* [Records for this exercise]
* * * * * * * * *
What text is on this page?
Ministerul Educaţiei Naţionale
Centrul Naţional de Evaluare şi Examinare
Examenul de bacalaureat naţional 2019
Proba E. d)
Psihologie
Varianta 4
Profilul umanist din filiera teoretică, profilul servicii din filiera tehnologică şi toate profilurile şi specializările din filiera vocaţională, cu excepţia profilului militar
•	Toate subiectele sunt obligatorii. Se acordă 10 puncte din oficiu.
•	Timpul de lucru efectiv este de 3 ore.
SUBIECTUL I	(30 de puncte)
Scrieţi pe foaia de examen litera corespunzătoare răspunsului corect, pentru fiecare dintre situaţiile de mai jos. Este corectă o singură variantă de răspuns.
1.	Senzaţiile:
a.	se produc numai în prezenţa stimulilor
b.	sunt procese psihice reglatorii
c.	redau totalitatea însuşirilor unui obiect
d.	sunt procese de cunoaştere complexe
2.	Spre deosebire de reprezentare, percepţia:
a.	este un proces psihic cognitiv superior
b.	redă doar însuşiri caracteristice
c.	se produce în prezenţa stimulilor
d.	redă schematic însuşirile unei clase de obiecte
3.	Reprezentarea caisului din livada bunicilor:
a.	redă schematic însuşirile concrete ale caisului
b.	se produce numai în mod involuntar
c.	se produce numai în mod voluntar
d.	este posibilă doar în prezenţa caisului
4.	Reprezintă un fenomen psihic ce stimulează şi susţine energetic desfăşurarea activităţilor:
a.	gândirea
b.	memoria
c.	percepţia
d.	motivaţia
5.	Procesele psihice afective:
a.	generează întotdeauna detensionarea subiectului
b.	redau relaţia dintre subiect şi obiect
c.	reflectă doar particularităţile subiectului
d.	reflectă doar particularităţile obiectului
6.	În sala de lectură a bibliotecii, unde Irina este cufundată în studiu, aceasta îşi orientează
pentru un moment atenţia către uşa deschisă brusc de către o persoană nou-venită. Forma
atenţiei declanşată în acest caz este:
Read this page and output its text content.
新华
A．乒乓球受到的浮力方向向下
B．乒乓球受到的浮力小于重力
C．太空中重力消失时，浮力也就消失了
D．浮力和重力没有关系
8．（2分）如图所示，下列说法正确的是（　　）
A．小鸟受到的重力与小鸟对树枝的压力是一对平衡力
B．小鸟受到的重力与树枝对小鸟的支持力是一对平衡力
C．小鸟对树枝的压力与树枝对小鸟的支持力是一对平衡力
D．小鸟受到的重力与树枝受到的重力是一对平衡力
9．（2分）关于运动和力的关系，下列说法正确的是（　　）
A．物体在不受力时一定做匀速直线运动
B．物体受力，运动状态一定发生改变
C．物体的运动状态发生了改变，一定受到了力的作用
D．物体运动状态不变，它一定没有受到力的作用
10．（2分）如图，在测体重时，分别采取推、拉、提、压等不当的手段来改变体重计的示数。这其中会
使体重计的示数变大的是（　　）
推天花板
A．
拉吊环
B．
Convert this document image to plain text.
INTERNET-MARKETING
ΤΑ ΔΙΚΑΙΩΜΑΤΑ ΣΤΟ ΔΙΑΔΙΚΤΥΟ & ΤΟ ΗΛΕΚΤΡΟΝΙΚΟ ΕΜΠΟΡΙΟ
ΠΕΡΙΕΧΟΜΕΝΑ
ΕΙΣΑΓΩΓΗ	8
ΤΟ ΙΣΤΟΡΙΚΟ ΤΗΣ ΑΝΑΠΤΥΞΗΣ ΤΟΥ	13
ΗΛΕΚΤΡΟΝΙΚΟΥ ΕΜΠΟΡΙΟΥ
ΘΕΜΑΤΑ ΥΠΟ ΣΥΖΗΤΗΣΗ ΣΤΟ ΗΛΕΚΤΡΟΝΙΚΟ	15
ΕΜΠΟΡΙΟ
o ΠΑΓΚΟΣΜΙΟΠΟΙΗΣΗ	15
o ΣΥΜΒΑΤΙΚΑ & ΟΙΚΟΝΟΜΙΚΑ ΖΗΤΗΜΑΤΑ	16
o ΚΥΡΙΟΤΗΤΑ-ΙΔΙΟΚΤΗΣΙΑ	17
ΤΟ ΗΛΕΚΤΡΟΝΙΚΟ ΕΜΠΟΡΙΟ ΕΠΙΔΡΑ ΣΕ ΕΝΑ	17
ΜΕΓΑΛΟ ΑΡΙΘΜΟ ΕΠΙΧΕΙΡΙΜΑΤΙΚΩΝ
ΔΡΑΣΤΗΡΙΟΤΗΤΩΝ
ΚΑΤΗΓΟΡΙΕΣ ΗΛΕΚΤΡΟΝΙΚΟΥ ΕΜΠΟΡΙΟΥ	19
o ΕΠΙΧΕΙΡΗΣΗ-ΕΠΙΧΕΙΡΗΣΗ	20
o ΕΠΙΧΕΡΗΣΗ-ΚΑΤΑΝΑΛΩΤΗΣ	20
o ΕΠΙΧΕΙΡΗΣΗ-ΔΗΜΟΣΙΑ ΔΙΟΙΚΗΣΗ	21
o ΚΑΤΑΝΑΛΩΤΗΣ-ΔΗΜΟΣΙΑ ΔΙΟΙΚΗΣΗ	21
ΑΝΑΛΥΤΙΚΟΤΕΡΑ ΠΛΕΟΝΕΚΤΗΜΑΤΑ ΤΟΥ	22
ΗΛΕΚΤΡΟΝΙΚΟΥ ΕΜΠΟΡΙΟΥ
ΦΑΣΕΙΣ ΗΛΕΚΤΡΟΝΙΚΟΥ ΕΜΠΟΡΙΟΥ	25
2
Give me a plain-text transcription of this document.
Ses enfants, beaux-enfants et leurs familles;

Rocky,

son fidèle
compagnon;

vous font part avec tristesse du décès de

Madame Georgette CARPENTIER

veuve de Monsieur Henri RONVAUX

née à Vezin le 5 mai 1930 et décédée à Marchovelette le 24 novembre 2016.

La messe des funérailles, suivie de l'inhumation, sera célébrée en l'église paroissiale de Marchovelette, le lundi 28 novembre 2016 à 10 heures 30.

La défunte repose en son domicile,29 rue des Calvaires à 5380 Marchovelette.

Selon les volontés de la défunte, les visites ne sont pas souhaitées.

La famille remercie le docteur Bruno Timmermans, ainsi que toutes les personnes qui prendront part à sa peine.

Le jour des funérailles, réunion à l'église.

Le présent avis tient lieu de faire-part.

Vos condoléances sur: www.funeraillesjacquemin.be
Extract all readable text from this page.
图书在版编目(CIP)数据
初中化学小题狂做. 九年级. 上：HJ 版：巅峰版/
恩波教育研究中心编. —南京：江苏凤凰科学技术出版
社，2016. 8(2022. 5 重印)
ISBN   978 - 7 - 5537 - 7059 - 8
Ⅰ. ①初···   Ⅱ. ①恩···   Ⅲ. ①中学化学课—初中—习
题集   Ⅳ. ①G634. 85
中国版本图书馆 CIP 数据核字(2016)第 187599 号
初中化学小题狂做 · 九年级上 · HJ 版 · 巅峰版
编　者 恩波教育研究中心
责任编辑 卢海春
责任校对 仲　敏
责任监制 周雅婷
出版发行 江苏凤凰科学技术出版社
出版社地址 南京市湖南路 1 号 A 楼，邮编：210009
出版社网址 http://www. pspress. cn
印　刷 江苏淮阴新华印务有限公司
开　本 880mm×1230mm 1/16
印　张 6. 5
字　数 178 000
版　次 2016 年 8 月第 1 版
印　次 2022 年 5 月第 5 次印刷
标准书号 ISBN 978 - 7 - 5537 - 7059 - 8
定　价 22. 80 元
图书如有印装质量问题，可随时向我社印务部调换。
* * * * * * * * *
The records above should be duplicated in full, exactly as given.

What text is on this page?
Ministerul Educaţiei Naţionale
Centrul Naţional de Evaluare şi Examinare
Examenul de bacalaureat naţional 2019
Proba E. d)
Psihologie
Varianta 4
Profilul umanist din filiera teoretică, profilul servicii din filiera tehnologică şi toate profilurile şi specializările din filiera vocaţională, cu excepţia profilului militar
•	Toate subiectele sunt obligatorii. Se acordă 10 puncte din oficiu.
•	Timpul de lucru efectiv este de 3 ore.
SUBIECTUL I	(30 de puncte)
Scrieţi pe foaia de examen litera corespunzătoare răspunsului corect, pentru fiecare dintre situaţiile de mai jos. Este corectă o singură variantă de răspuns.
1.	Senzaţiile:
a.	se produc numai în prezenţa stimulilor
b.	sunt procese psihice reglatorii
c.	redau totalitatea însuşirilor unui obiect
d.	sunt procese de cunoaştere complexe
2.	Spre deosebire de reprezentare, percepţia:
a.	este un proces psihic cognitiv superior
b.	redă doar însuşiri caracteristice
c.	se produce în prezenţa stimulilor
d.	redă schematic însuşirile unei clase de obiecte
3.	Reprezentarea caisului din livada bunicilor:
a.	redă schematic însuşirile concrete ale caisului
b.	se produce numai în mod involuntar
c.	se produce numai în mod voluntar
d.	este posibilă doar în prezenţa caisului
4.	Reprezintă un fenomen psihic ce stimulează şi susţine energetic desfăşurarea activităţilor:
a.	gândirea
b.	memoria
c.	percepţia
d.	motivaţia
5.	Procesele psihice afective:
a.	generează întotdeauna detensionarea subiectului
b.	redau relaţia dintre subiect şi obiect
c.	reflectă doar particularităţile subiectului
d.	reflectă doar particularităţile obiectului
6.	În sala de lectură a bibliotecii, unde Irina este cufundată în studiu, aceasta îşi orientează
pentru un moment atenţia către uşa deschisă brusc de către o persoană nou-venită. Forma
atenţiei declanşată în acest caz este:
Read this page and output its text content.
新华
A．乒乓球受到的浮力方向向下
B．乒乓球受到的浮力小于重力
C．太空中重力消失时，浮力也就消失了
D．浮力和重力没有关系
8．（2分）如图所示，下列说法正确的是（　　）
A．小鸟受到的重力与小鸟对树枝的压力是一对平衡力
B．小鸟受到的重力与树枝对小鸟的支持力是一对平衡力
C．小鸟对树枝的压力与树枝对小鸟的支持力是一对平衡力
D．小鸟受到的重力与树枝受到的重力是一对平衡力
9．（2分）关于运动和力的关系，下列说法正确的是（　　）
A．物体在不受力时一定做匀速直线运动
B．物体受力，运动状态一定发生改变
C．物体的运动状态发生了改变，一定受到了力的作用
D．物体运动状态不变，它一定没有受到力的作用
10．（2分）如图，在测体重时，分别采取推、拉、提、压等不当的手段来改变体重计的示数。这其中会
使体重计的示数变大的是（　　）
推天花板
A．
拉吊环
B．
Convert this document image to plain text.
INTERNET-MARKETING
ΤΑ ΔΙΚΑΙΩΜΑΤΑ ΣΤΟ ΔΙΑΔΙΚΤΥΟ & ΤΟ ΗΛΕΚΤΡΟΝΙΚΟ ΕΜΠΟΡΙΟ
ΠΕΡΙΕΧΟΜΕΝΑ
ΕΙΣΑΓΩΓΗ	8
ΤΟ ΙΣΤΟΡΙΚΟ ΤΗΣ ΑΝΑΠΤΥΞΗΣ ΤΟΥ	13
ΗΛΕΚΤΡΟΝΙΚΟΥ ΕΜΠΟΡΙΟΥ
ΘΕΜΑΤΑ ΥΠΟ ΣΥΖΗΤΗΣΗ ΣΤΟ ΗΛΕΚΤΡΟΝΙΚΟ	15
ΕΜΠΟΡΙΟ
o ΠΑΓΚΟΣΜΙΟΠΟΙΗΣΗ	15
o ΣΥΜΒΑΤΙΚΑ & ΟΙΚΟΝΟΜΙΚΑ ΖΗΤΗΜΑΤΑ	16
o ΚΥΡΙΟΤΗΤΑ-ΙΔΙΟΚΤΗΣΙΑ	17
ΤΟ ΗΛΕΚΤΡΟΝΙΚΟ ΕΜΠΟΡΙΟ ΕΠΙΔΡΑ ΣΕ ΕΝΑ	17
ΜΕΓΑΛΟ ΑΡΙΘΜΟ ΕΠΙΧΕΙΡΙΜΑΤΙΚΩΝ
ΔΡΑΣΤΗΡΙΟΤΗΤΩΝ
ΚΑΤΗΓΟΡΙΕΣ ΗΛΕΚΤΡΟΝΙΚΟΥ ΕΜΠΟΡΙΟΥ	19
o ΕΠΙΧΕΙΡΗΣΗ-ΕΠΙΧΕΙΡΗΣΗ	20
o ΕΠΙΧΕΡΗΣΗ-ΚΑΤΑΝΑΛΩΤΗΣ	20
o ΕΠΙΧΕΙΡΗΣΗ-ΔΗΜΟΣΙΑ ΔΙΟΙΚΗΣΗ	21
o ΚΑΤΑΝΑΛΩΤΗΣ-ΔΗΜΟΣΙΑ ΔΙΟΙΚΗΣΗ	21
ΑΝΑΛΥΤΙΚΟΤΕΡΑ ΠΛΕΟΝΕΚΤΗΜΑΤΑ ΤΟΥ	22
ΗΛΕΚΤΡΟΝΙΚΟΥ ΕΜΠΟΡΙΟΥ
ΦΑΣΕΙΣ ΗΛΕΚΤΡΟΝΙΚΟΥ ΕΜΠΟΡΙΟΥ	25
2
Give me a plain-text transcription of this document.
Ses enfants, beaux-enfants et leurs familles;

Rocky,

son fidèle
compagnon;

vous font part avec tristesse du décès de

Madame Georgette CARPENTIER

veuve de Monsieur Henri RONVAUX

née à Vezin le 5 mai 1930 et décédée à Marchovelette le 24 novembre 2016.

La messe des funérailles, suivie de l'inhumation, sera célébrée en l'église paroissiale de Marchovelette, le lundi 28 novembre 2016 à 10 heures 30.

La défunte repose en son domicile,29 rue des Calvaires à 5380 Marchovelette.

Selon les volontés de la défunte, les visites ne sont pas souhaitées.

La famille remercie le docteur Bruno Timmermans, ainsi que toutes les personnes qui prendront part à sa peine.

Le jour des funérailles, réunion à l'église.

Le présent avis tient lieu de faire-part.

Vos condoléances sur: www.funeraillesjacquemin.be
Extract all readable text from this page.
图书在版编目(CIP)数据
初中化学小题狂做. 九年级. 上：HJ 版：巅峰版/
恩波教育研究中心编. —南京：江苏凤凰科学技术出版
社，2016. 8(2022. 5 重印)
ISBN   978 - 7 - 5537 - 7059 - 8
Ⅰ. ①初···   Ⅱ. ①恩···   Ⅲ. ①中学化学课—初中—习
题集   Ⅳ. ①G634. 85
中国版本图书馆 CIP 数据核字(2016)第 187599 号
初中化学小题狂做 · 九年级上 · HJ 版 · 巅峰版
编　者 恩波教育研究中心
责任编辑 卢海春
责任校对 仲　敏
责任监制 周雅婷
出版发行 江苏凤凰科学技术出版社
出版社地址 南京市湖南路 1 号 A 楼，邮编：210009
出版社网址 http://www. pspress. cn
印　刷 江苏淮阴新华印务有限公司
开　本 880mm×1230mm 1/16
印　张 6. 5
字　数 178 000
版　次 2016 年 8 月第 1 版
印　次 2022 年 5 月第 5 次印刷
标准书号 ISBN 978 - 7 - 5537 - 7059 - 8
定　价 22. 80 元
图书如有印装质量问题，可随时向我社印务部调换。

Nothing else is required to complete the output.